━━━ RECORDS PROVIDED

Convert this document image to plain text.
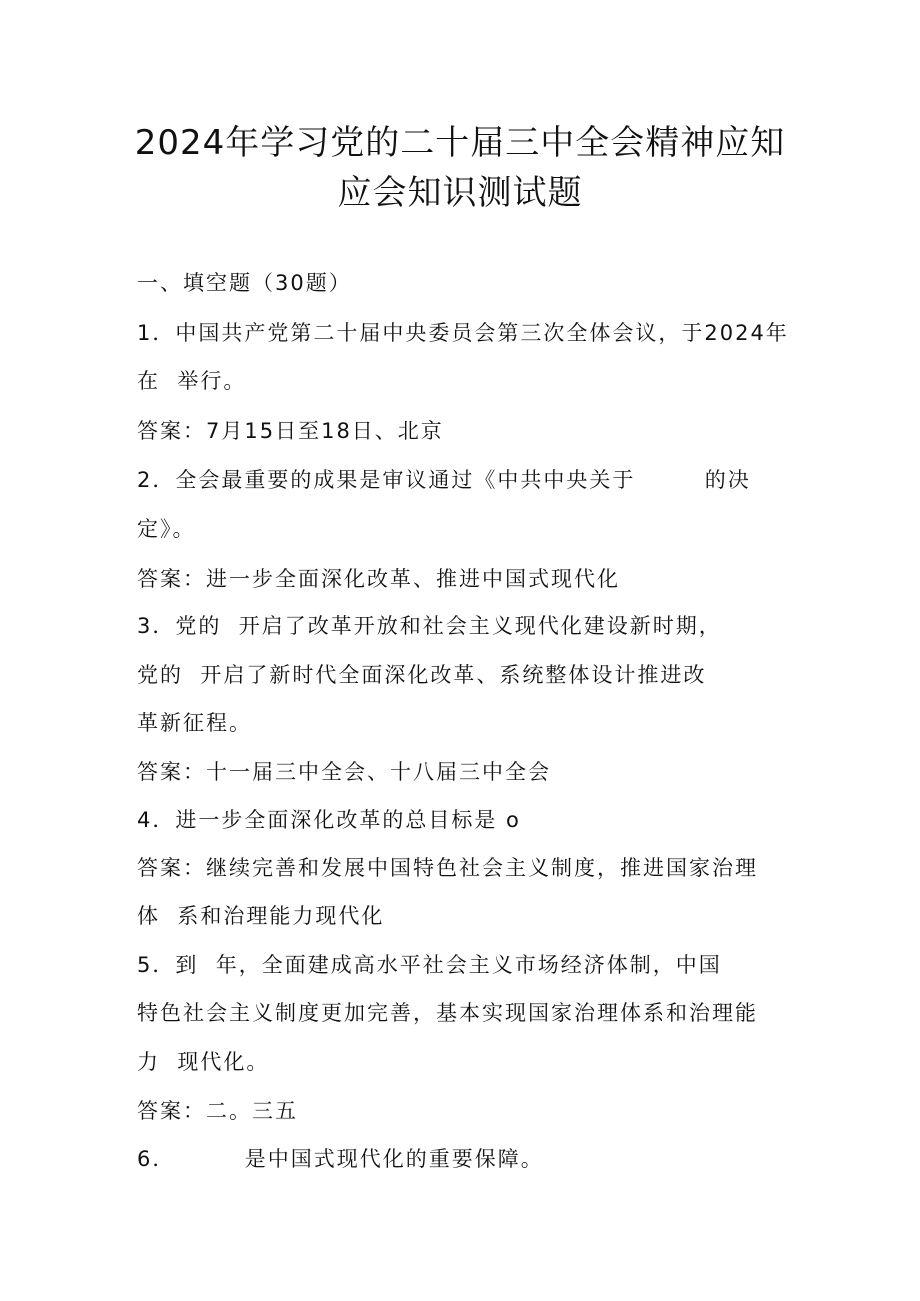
2024年学习党的二十届三中全会精神应知
应会知识测试题
一、填空题（30题）
1．中国共产党第二十届中央委员会第三次全体会议，于2024年
在  举行。
答案：7月15日至18日、北京
2．全会最重要的成果是审议通过《中共中央关于        的决
定》。
答案：进一步全面深化改革、推进中国式现代化
3．党的  开启了改革开放和社会主义现代化建设新时期，
党的  开启了新时代全面深化改革、系统整体设计推进改
革新征程。
答案：十一届三中全会、十八届三中全会
4．进一步全面深化改革的总目标是 o
答案：继续完善和发展中国特色社会主义制度，推进国家治理
体  系和治理能力现代化
5．到  年，全面建成高水平社会主义市场经济体制，中国
特色社会主义制度更加完善，基本实现国家治理体系和治理能
力  现代化。
答案：二。三五
6．        是中国式现代化的重要保障。
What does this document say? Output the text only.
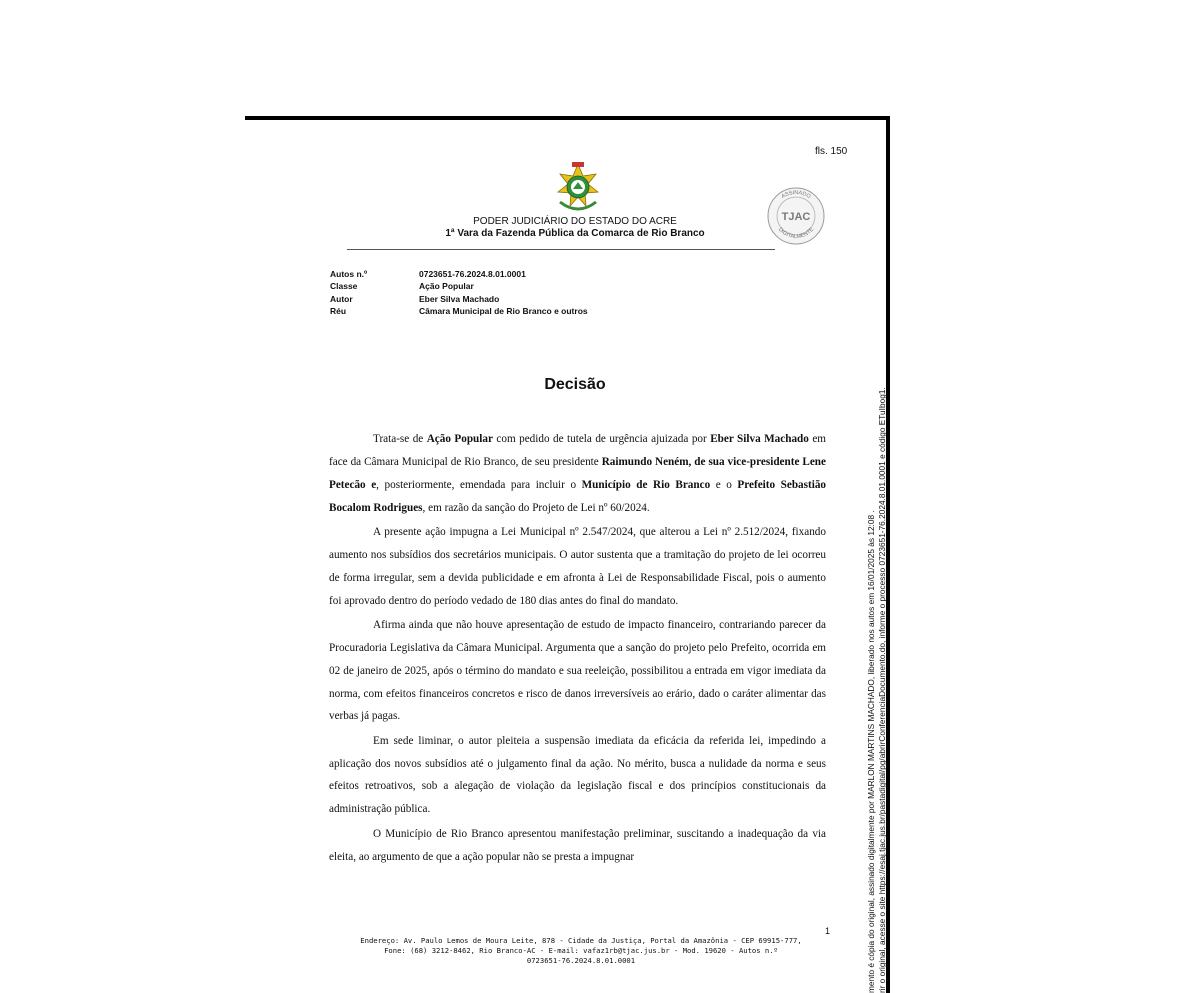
fls. 150
PODER JUDICIÁRIO DO ESTADO DO ACRE
1ª Vara da Fazenda Pública da Comarca de Rio Branco
ASSINADO
DIGITALMENTE
TJAC
Autos n.º	0723651-76.2024.8.01.0001
Classe	Ação Popular
Autor	Eber Silva Machado
Réu	Câmara Municipal de Rio Branco e outros
Decisão

Trata-se de Ação Popular com pedido de tutela de urgência ajuizada por Eber Silva Machado em face da Câmara Municipal de Rio Branco, de seu presidente Raimundo Neném, de sua vice-presidente Lene Petecão e, posteriormente, emendada para incluir o Município de Rio Branco e o Prefeito Sebastião Bocalom Rodrigues, em razão da sanção do Projeto de Lei nº 60/2024.

A presente ação impugna a Lei Municipal nº 2.547/2024, que alterou a Lei nº 2.512/2024, fixando aumento nos subsídios dos secretários municipais. O autor sustenta que a tramitação do projeto de lei ocorreu de forma irregular, sem a devida publicidade e em afronta à Lei de Responsabilidade Fiscal, pois o aumento foi aprovado dentro do período vedado de 180 dias antes do final do mandato.

Afirma ainda que não houve apresentação de estudo de impacto financeiro, contrariando parecer da Procuradoria Legislativa da Câmara Municipal. Argumenta que a sanção do projeto pelo Prefeito, ocorrida em 02 de janeiro de 2025, após o término do mandato e sua reeleição, possibilitou a entrada em vigor imediata da norma, com efeitos financeiros concretos e risco de danos irreversíveis ao erário, dado o caráter alimentar das verbas já pagas.

Em sede liminar, o autor pleiteia a suspensão imediata da eficácia da referida lei, impedindo a aplicação dos novos subsídios até o julgamento final da ação. No mérito, busca a nulidade da norma e seus efeitos retroativos, sob a alegação de violação da legislação fiscal e dos princípios constitucionais da administração pública.

O Município de Rio Branco apresentou manifestação preliminar, suscitando a inadequação da via eleita, ao argumento de que a ação popular não se presta a impugnar

1
Endereço: Av. Paulo Lemos de Moura Leite, 878 - Cidade da Justiça, Portal da Amazônia - CEP 69915-777,
Fone: (68) 3212-8462, Rio Branco-AC - E-mail: vafaz1rb@tjac.jus.br - Mod. 19620 - Autos n.º
0723651-76.2024.8.01.0001	mento é cópia do original, assinado digitalmente por MARLON MARTINS MACHADO, liberado nos autos em 16/01/2025 às 12:08 . rir o original, acesse o site https://esaj.tjac.jus.br/pastadigital/pg/abrirConferenciaDocumento.do, informe o processo 0723651-76.2024.8.01.0001 e código ETuIbog1.
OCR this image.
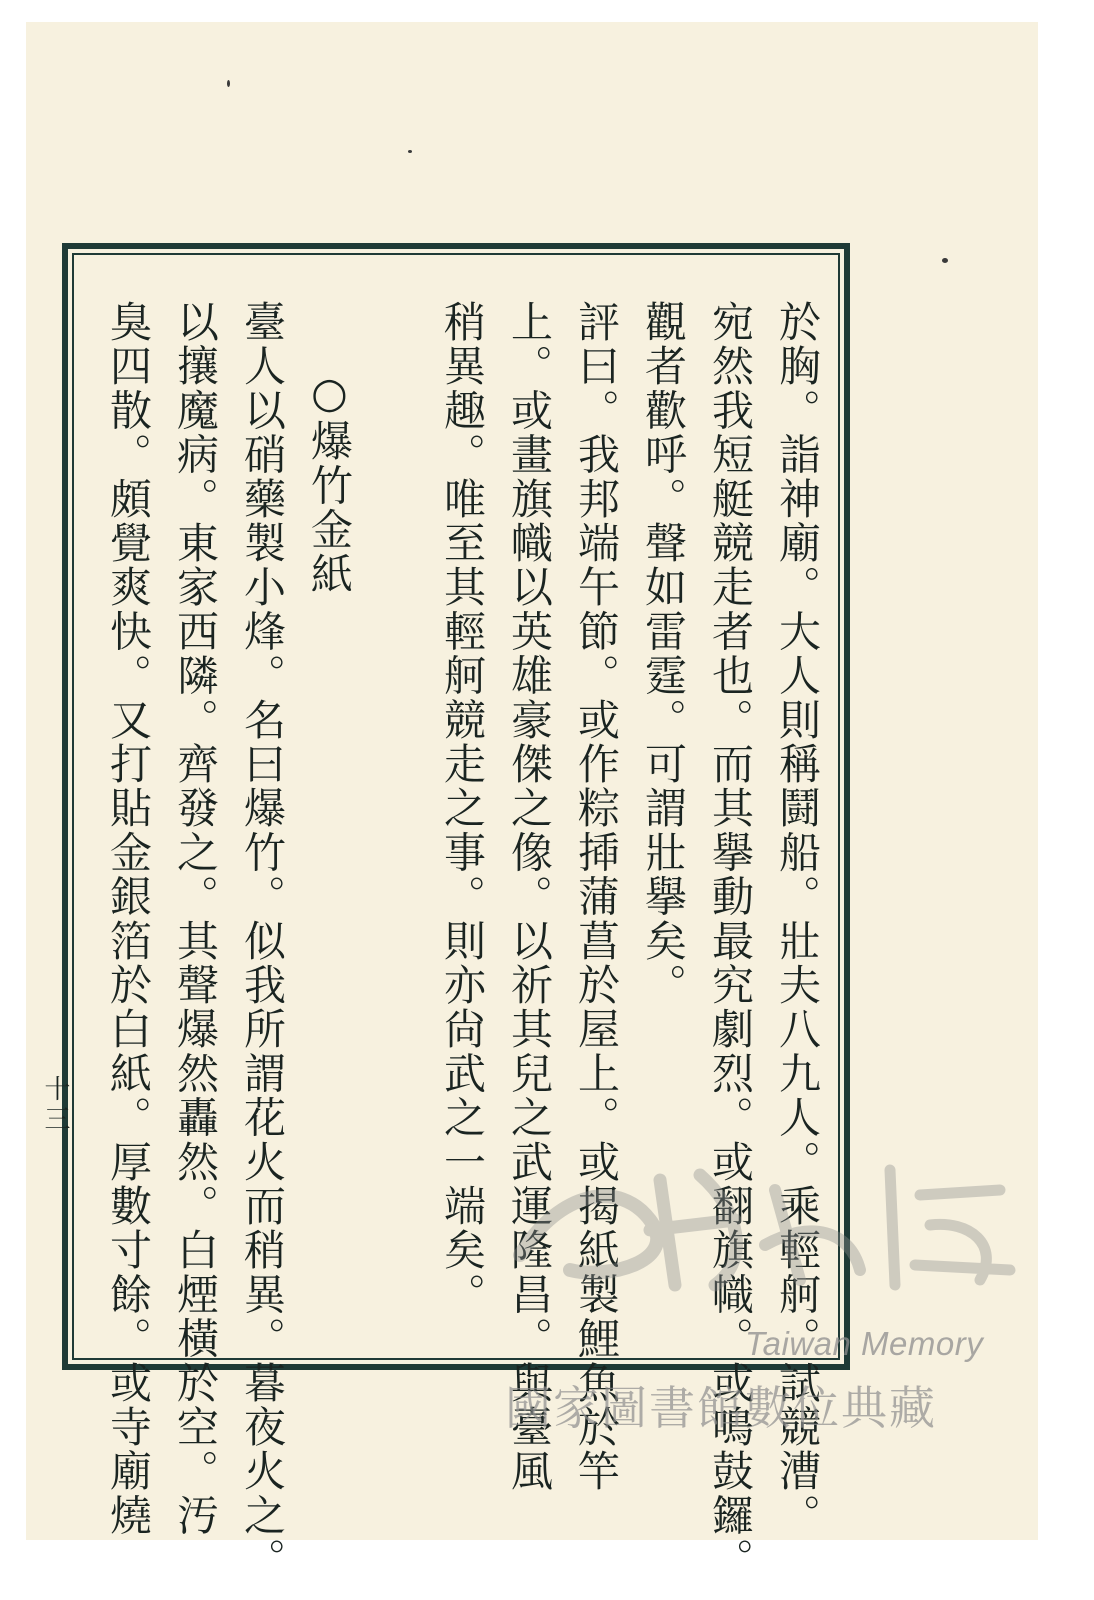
於胸。詣神廟。大人則稱鬪船。壯夫八九人。乘輕舸。試競漕。
宛然我短艇競走者也。而其擧動最究劇烈。或翻旗幟。或鳴鼓鑼。
觀者歡呼。聲如雷霆。可謂壯擧矣。
評曰。我邦端午節。或作粽揷蒲菖於屋上。或揭紙製鯉魚於竿
上。或畫旗幟以英雄豪傑之像。以祈其兒之武運隆昌。與臺風
稍異趣。唯至其輕舸競走之事。則亦尙武之一端矣。
○爆竹金紙
臺人以硝藥製小烽。名曰爆竹。似我所謂花火而稍異。暮夜火之。
以攘魔病。東家西隣。齊發之。其聲爆然轟然。白煙橫於空。汚
臭四散。頗覺爽快。又打貼金銀箔於白紙。厚數寸餘。或寺廟燒
十三
Taiwan Memory
國家圖書館數位典藏
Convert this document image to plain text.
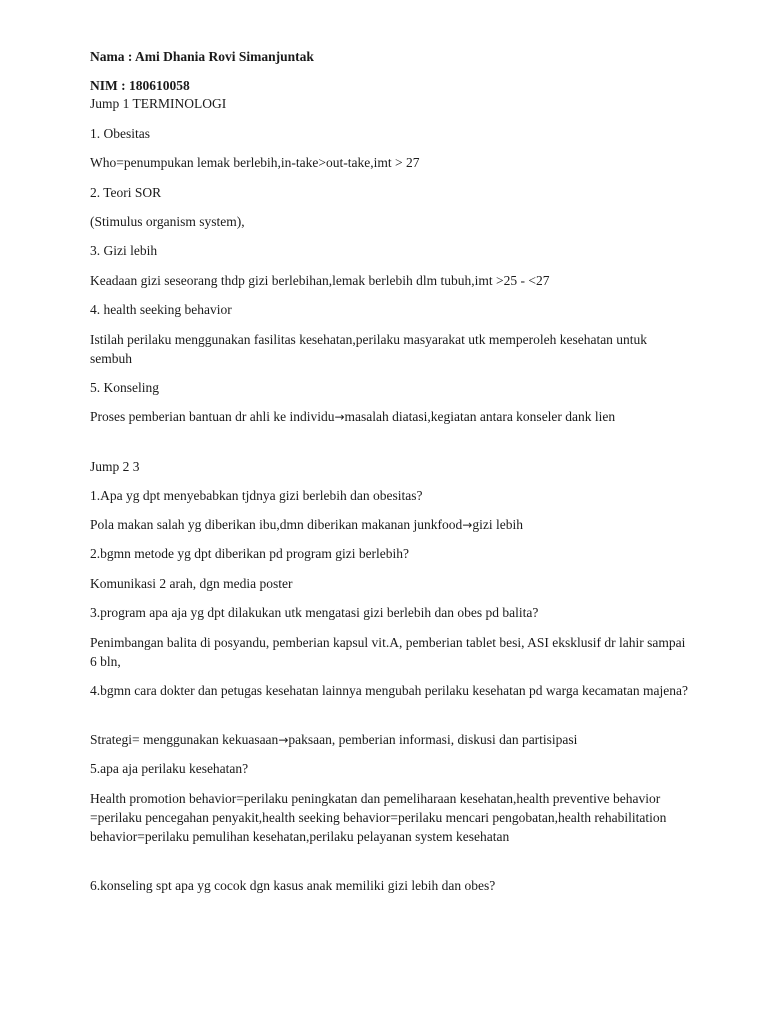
Nama : Ami Dhania Rovi Simanjuntak

NIM : 180610058

Jump 1 TERMINOLOGI

1. Obesitas

Who=penumpukan lemak berlebih,in-take>out-take,imt > 27

2. Teori SOR

(Stimulus organism system),

3. Gizi lebih

Keadaan gizi seseorang thdp gizi berlebihan,lemak berlebih dlm tubuh,imt >25 - <27

4. health seeking behavior

Istilah perilaku menggunakan fasilitas kesehatan,perilaku masyarakat utk memperoleh kesehatan untuk sembuh

5. Konseling

Proses pemberian bantuan dr ahli ke individu→masalah diatasi,kegiatan antara konseler dank lien

Jump 2 3

1.Apa yg dpt menyebabkan tjdnya gizi berlebih dan obesitas?

Pola makan salah yg diberikan ibu,dmn diberikan makanan junkfood→gizi lebih

2.bgmn metode yg dpt diberikan pd program gizi berlebih?

Komunikasi 2 arah, dgn media poster

3.program apa aja yg dpt dilakukan utk mengatasi gizi berlebih dan obes pd balita?

Penimbangan balita di posyandu, pemberian kapsul vit.A, pemberian tablet besi, ASI eksklusif dr lahir sampai 6 bln,

4.bgmn cara dokter dan petugas kesehatan lainnya mengubah perilaku kesehatan pd warga kecamatan majena?

Strategi= menggunakan kekuasaan→paksaan, pemberian informasi, diskusi dan partisipasi

5.apa aja perilaku kesehatan?

Health promotion behavior=perilaku peningkatan dan pemeliharaan kesehatan,health preventive behavior =perilaku pencegahan penyakit,health seeking behavior=perilaku mencari pengobatan,health rehabilitation behavior=perilaku pemulihan kesehatan,perilaku pelayanan system kesehatan

6.konseling spt apa yg cocok dgn kasus anak memiliki gizi lebih dan obes?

━━━━━━

◆ **EXERCISE AIM**
Copy out the entries verbatim and leave the images out.

◆ **ANSWER TO THE EXERCISE**
Convert this document image to plain text.
2024年学习党的二十届三中全会精神应知
应会知识测试题
一、填空题（30题）
1．中国共产党第二十届中央委员会第三次全体会议，于2024年
在  举行。
答案：7月15日至18日、北京
2．全会最重要的成果是审议通过《中共中央关于        的决
定》。
答案：进一步全面深化改革、推进中国式现代化
3．党的  开启了改革开放和社会主义现代化建设新时期，
党的  开启了新时代全面深化改革、系统整体设计推进改
革新征程。
答案：十一届三中全会、十八届三中全会
4．进一步全面深化改革的总目标是 o
答案：继续完善和发展中国特色社会主义制度，推进国家治理
体  系和治理能力现代化
5．到  年，全面建成高水平社会主义市场经济体制，中国
特色社会主义制度更加完善，基本实现国家治理体系和治理能
力  现代化。
答案：二。三五
6．        是中国式现代化的重要保障。
What does this document say? Output the text only.
fls. 150
PODER JUDICIÁRIO DO ESTADO DO ACRE
1ª Vara da Fazenda Pública da Comarca de Rio Branco
ASSINADO
DIGITALMENTE
TJAC
Autos n.º	0723651-76.2024.8.01.0001
Classe	Ação Popular
Autor	Eber Silva Machado
Réu	Câmara Municipal de Rio Branco e outros
Decisão

Trata-se de Ação Popular com pedido de tutela de urgência ajuizada por Eber Silva Machado em face da Câmara Municipal de Rio Branco, de seu presidente Raimundo Neném, de sua vice-presidente Lene Petecão e, posteriormente, emendada para incluir o Município de Rio Branco e o Prefeito Sebastião Bocalom Rodrigues, em razão da sanção do Projeto de Lei nº 60/2024.

A presente ação impugna a Lei Municipal nº 2.547/2024, que alterou a Lei nº 2.512/2024, fixando aumento nos subsídios dos secretários municipais. O autor sustenta que a tramitação do projeto de lei ocorreu de forma irregular, sem a devida publicidade e em afronta à Lei de Responsabilidade Fiscal, pois o aumento foi aprovado dentro do período vedado de 180 dias antes do final do mandato.

Afirma ainda que não houve apresentação de estudo de impacto financeiro, contrariando parecer da Procuradoria Legislativa da Câmara Municipal. Argumenta que a sanção do projeto pelo Prefeito, ocorrida em 02 de janeiro de 2025, após o término do mandato e sua reeleição, possibilitou a entrada em vigor imediata da norma, com efeitos financeiros concretos e risco de danos irreversíveis ao erário, dado o caráter alimentar das verbas já pagas.

Em sede liminar, o autor pleiteia a suspensão imediata da eficácia da referida lei, impedindo a aplicação dos novos subsídios até o julgamento final da ação. No mérito, busca a nulidade da norma e seus efeitos retroativos, sob a alegação de violação da legislação fiscal e dos princípios constitucionais da administração pública.

O Município de Rio Branco apresentou manifestação preliminar, suscitando a inadequação da via eleita, ao argumento de que a ação popular não se presta a impugnar

1
Endereço: Av. Paulo Lemos de Moura Leite, 878 - Cidade da Justiça, Portal da Amazônia - CEP 69915-777,
Fone: (68) 3212-8462, Rio Branco-AC - E-mail: vafaz1rb@tjac.jus.br - Mod. 19620 - Autos n.º
0723651-76.2024.8.01.0001	mento é cópia do original, assinado digitalmente por MARLON MARTINS MACHADO, liberado nos autos em 16/01/2025 às 12:08 . rir o original, acesse o site https://esaj.tjac.jus.br/pastadigital/pg/abrirConferenciaDocumento.do, informe o processo 0723651-76.2024.8.01.0001 e código ETuIbog1.
OCR this image.
於胸。詣神廟。大人則稱鬪船。壯夫八九人。乘輕舸。試競漕。
宛然我短艇競走者也。而其擧動最究劇烈。或翻旗幟。或鳴鼓鑼。
觀者歡呼。聲如雷霆。可謂壯擧矣。
評曰。我邦端午節。或作粽揷蒲菖於屋上。或揭紙製鯉魚於竿
上。或畫旗幟以英雄豪傑之像。以祈其兒之武運隆昌。與臺風
稍異趣。唯至其輕舸競走之事。則亦尙武之一端矣。
○爆竹金紙
臺人以硝藥製小烽。名曰爆竹。似我所謂花火而稍異。暮夜火之。
以攘魔病。東家西隣。齊發之。其聲爆然轟然。白煙橫於空。汚
臭四散。頗覺爽快。又打貼金銀箔於白紙。厚數寸餘。或寺廟燒
十三
Taiwan Memory
國家圖書館數位典藏
Convert this document image to plain text.
Nama : Ami Dhania Rovi Simanjuntak

NIM : 180610058

Jump 1 TERMINOLOGI

1. Obesitas

Who=penumpukan lemak berlebih,in-take>out-take,imt > 27

2. Teori SOR

(Stimulus organism system),

3. Gizi lebih

Keadaan gizi seseorang thdp gizi berlebihan,lemak berlebih dlm tubuh,imt >25 - <27

4. health seeking behavior

Istilah perilaku menggunakan fasilitas kesehatan,perilaku masyarakat utk memperoleh kesehatan untuk sembuh

5. Konseling

Proses pemberian bantuan dr ahli ke individu→masalah diatasi,kegiatan antara konseler dank lien

Jump 2 3

1.Apa yg dpt menyebabkan tjdnya gizi berlebih dan obesitas?

Pola makan salah yg diberikan ibu,dmn diberikan makanan junkfood→gizi lebih

2.bgmn metode yg dpt diberikan pd program gizi berlebih?

Komunikasi 2 arah, dgn media poster

3.program apa aja yg dpt dilakukan utk mengatasi gizi berlebih dan obes pd balita?

Penimbangan balita di posyandu, pemberian kapsul vit.A, pemberian tablet besi, ASI eksklusif dr lahir sampai 6 bln,

4.bgmn cara dokter dan petugas kesehatan lainnya mengubah perilaku kesehatan pd warga kecamatan majena?

Strategi= menggunakan kekuasaan→paksaan, pemberian informasi, diskusi dan partisipasi

5.apa aja perilaku kesehatan?

Health promotion behavior=perilaku peningkatan dan pemeliharaan kesehatan,health preventive behavior =perilaku pencegahan penyakit,health seeking behavior=perilaku mencari pengobatan,health rehabilitation behavior=perilaku pemulihan kesehatan,perilaku pelayanan system kesehatan

6.konseling spt apa yg cocok dgn kasus anak memiliki gizi lebih dan obes?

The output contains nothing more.